§ Text excerpt:
* start *

# Surjectivity of the Abel-Prym map

It is well known that the Abel-Jacobi map restricted to $$\text{Eff}_g(C)$$ surjects onto the Jacobian $$\text{Jac}(C)$$, since every divisor of degree $$g$$ is effective.

Is there an analogous statement for Prym varieties? That is, given an unramified double cover $$\widetilde C\to C$$ with involution $$\tau$$, consider the map $$f:\text{Eff}_d(\widetilde{C})\to\text{Prym}(\widetilde{C}/C)$$ given by $$f(D)=D-\tau(D)$$. Is $$f$$ surjective if, for instance, $$d=g-1$$?

* end *

§ Data listing:
* start *

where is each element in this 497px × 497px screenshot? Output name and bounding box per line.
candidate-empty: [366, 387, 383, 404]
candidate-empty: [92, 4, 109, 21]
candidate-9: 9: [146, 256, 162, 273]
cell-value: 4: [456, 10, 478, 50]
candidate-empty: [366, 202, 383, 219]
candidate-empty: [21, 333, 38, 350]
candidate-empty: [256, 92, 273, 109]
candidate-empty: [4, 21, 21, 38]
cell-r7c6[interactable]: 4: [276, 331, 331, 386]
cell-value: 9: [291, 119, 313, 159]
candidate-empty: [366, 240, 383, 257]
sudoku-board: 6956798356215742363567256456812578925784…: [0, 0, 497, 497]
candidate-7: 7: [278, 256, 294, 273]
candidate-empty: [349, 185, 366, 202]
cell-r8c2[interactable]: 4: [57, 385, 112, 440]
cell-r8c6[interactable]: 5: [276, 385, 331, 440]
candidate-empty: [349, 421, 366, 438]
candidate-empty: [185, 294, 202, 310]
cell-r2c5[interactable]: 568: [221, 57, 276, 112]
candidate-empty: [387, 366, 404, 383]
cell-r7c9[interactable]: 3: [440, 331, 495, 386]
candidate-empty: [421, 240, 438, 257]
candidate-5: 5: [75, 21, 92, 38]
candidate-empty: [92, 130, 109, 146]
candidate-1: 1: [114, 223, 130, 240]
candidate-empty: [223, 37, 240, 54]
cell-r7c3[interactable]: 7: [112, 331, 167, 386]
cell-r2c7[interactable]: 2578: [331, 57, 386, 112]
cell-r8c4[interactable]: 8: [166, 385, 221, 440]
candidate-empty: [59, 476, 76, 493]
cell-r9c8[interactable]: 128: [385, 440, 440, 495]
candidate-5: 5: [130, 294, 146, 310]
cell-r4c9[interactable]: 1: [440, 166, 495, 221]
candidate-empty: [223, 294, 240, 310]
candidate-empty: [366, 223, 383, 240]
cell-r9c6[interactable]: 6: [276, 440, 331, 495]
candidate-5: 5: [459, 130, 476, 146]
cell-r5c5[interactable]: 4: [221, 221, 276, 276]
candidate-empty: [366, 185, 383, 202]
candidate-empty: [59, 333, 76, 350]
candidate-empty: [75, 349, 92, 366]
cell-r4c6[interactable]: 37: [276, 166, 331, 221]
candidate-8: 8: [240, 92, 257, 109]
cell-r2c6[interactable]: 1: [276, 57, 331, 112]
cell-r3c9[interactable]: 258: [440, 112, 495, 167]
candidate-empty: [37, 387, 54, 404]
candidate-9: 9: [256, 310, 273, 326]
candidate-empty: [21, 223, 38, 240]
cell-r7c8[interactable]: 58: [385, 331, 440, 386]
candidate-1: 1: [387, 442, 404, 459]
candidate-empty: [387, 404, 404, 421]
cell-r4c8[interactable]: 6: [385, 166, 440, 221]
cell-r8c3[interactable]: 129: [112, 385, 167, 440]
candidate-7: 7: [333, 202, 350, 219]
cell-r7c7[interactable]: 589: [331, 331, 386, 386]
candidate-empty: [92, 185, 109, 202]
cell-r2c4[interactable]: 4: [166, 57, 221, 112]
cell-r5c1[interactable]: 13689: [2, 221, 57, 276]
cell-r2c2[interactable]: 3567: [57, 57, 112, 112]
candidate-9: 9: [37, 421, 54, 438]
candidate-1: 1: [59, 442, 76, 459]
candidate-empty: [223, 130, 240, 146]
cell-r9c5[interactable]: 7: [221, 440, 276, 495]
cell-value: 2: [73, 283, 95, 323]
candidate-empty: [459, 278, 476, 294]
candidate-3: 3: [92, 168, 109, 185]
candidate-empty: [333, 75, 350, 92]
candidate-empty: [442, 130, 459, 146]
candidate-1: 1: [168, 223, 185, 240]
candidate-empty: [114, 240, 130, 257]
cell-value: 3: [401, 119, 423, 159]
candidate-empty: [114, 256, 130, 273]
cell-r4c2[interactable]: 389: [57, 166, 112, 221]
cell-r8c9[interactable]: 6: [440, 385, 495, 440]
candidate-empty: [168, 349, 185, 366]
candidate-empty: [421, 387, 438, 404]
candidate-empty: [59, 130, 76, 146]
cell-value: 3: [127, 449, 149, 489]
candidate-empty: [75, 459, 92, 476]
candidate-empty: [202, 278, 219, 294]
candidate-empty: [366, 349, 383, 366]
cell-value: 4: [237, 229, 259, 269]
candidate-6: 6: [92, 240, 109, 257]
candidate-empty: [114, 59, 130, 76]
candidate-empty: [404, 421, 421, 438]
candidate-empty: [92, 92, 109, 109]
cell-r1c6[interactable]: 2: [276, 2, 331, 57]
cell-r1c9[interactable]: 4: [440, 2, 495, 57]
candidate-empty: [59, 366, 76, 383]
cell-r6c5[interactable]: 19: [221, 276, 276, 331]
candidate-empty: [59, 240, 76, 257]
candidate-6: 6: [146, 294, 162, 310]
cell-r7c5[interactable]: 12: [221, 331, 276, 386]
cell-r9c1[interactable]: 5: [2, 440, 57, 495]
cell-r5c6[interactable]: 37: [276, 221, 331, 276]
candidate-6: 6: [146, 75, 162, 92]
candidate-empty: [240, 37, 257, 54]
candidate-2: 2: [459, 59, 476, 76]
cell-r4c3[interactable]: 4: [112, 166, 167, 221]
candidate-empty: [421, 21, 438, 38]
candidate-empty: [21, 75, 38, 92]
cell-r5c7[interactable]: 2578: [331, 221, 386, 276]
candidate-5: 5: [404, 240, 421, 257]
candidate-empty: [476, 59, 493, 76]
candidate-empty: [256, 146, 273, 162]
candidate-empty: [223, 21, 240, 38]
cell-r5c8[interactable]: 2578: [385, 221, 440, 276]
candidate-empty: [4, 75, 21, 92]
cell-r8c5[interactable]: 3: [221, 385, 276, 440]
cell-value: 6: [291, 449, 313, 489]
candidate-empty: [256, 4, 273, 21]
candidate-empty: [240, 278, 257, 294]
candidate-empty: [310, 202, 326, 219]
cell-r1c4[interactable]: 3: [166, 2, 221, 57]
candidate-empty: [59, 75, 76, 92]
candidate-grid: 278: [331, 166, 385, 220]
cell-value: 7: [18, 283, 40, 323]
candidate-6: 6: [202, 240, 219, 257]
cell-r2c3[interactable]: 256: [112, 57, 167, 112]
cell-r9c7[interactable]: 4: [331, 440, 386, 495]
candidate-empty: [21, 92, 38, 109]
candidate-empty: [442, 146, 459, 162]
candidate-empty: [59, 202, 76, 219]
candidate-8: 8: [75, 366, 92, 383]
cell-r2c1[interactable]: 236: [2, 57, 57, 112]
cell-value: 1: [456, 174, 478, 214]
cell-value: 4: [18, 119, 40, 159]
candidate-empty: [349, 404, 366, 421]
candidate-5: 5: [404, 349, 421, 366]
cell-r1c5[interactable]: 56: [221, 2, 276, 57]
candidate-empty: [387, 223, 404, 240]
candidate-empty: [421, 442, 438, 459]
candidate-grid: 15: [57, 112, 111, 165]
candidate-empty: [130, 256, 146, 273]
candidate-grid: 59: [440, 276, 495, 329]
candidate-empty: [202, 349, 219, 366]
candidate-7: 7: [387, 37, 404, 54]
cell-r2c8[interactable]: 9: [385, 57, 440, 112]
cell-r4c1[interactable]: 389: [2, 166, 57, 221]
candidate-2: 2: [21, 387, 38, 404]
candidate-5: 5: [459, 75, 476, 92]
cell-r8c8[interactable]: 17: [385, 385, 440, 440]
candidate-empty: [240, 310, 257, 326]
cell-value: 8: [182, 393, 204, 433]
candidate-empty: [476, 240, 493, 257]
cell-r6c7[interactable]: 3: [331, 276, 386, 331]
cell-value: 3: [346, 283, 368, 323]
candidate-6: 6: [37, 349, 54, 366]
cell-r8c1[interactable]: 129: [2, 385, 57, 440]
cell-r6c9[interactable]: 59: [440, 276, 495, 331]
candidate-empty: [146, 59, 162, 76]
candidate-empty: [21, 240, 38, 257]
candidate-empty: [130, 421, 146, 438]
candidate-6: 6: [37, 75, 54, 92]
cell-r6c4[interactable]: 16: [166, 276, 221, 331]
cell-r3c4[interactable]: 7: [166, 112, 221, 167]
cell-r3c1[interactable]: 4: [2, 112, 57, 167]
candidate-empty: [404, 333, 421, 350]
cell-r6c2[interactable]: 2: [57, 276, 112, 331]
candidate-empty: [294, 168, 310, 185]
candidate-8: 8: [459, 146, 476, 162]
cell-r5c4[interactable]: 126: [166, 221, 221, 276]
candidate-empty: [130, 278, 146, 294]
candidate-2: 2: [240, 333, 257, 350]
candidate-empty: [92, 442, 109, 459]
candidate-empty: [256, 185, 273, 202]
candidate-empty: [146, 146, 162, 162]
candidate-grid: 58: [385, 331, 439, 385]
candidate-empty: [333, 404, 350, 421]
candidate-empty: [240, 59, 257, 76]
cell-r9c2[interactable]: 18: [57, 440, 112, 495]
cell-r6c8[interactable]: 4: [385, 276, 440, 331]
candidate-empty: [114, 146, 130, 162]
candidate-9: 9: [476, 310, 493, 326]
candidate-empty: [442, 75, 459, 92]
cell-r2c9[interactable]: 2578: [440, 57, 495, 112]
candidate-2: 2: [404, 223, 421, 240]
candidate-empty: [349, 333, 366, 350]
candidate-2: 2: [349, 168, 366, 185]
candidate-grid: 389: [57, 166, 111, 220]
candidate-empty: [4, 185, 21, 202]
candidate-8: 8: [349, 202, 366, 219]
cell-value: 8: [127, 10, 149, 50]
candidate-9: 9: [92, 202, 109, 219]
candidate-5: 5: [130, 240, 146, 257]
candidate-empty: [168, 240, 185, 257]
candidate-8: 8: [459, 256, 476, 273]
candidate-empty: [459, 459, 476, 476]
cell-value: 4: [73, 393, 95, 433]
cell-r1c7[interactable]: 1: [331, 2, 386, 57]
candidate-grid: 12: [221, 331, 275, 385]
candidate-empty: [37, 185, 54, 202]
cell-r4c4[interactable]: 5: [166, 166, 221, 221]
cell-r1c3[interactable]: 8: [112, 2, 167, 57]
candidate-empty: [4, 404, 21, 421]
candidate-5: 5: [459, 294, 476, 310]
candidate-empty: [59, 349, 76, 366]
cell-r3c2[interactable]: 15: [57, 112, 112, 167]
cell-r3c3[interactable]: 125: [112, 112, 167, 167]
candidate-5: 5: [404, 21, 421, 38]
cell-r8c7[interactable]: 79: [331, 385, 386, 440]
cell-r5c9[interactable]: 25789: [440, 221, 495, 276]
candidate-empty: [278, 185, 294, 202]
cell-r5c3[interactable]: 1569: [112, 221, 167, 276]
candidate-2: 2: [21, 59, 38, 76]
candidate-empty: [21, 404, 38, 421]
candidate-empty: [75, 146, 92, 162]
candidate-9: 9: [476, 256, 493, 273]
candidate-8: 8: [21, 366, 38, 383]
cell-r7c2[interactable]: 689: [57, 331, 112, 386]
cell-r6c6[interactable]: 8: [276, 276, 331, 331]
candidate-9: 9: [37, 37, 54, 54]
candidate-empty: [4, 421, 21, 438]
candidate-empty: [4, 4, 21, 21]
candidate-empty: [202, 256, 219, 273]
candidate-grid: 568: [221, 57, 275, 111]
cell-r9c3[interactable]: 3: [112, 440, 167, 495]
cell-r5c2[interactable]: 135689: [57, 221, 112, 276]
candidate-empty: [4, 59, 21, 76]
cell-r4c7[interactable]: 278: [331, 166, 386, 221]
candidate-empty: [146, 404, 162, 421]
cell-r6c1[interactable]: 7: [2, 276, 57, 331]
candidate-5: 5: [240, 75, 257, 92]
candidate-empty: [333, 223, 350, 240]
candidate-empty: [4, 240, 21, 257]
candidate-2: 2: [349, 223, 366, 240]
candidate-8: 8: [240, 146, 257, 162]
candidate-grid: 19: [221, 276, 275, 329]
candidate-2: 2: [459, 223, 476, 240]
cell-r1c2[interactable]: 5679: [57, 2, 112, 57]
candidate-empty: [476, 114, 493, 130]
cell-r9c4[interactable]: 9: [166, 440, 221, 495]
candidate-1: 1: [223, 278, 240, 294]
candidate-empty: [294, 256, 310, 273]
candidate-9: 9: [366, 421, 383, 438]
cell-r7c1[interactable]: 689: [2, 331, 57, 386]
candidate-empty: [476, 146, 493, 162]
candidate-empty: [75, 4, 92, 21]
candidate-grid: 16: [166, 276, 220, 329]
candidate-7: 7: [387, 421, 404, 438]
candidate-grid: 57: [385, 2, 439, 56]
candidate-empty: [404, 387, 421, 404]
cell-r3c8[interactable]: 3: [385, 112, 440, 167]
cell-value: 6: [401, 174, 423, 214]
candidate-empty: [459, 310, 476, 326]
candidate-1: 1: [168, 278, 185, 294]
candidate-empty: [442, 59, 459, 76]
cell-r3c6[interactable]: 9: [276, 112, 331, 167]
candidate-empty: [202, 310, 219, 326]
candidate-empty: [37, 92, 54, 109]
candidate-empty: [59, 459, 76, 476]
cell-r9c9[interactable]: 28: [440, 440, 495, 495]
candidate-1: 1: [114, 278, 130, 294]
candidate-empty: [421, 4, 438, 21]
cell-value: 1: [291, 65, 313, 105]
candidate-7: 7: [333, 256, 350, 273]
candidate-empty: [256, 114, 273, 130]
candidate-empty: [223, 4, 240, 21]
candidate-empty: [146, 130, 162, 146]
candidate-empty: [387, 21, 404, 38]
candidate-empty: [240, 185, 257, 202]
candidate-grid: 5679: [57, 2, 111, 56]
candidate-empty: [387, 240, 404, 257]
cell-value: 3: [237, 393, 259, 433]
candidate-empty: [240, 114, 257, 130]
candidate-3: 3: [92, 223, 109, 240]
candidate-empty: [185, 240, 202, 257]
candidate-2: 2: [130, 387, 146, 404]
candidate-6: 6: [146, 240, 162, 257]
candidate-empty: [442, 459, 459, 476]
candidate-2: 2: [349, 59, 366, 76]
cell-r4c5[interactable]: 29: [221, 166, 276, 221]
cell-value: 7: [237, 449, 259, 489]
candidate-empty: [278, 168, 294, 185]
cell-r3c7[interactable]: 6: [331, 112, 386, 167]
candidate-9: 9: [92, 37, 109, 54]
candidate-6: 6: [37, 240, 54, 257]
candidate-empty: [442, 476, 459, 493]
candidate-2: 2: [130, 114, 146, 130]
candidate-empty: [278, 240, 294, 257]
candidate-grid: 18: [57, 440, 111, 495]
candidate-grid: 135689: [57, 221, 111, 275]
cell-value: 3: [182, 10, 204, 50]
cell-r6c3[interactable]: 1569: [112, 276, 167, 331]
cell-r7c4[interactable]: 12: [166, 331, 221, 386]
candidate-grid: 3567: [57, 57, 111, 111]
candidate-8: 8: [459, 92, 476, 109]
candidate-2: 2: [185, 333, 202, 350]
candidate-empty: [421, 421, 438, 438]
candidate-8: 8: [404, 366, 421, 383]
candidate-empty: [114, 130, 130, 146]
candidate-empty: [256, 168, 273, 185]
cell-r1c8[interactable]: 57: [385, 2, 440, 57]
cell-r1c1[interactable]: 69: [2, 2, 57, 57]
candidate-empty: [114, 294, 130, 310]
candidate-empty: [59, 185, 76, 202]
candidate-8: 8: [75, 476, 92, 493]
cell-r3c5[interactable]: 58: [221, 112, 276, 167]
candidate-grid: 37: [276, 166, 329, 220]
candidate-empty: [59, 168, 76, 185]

* end *

§ Goal: According to the text on the Abel-Prym map, why does the Abel-Jacobi map restricted to Eff_g(C) surject onto the Jacobian of C?

§ Expected output: Every divisor of degree g is effective.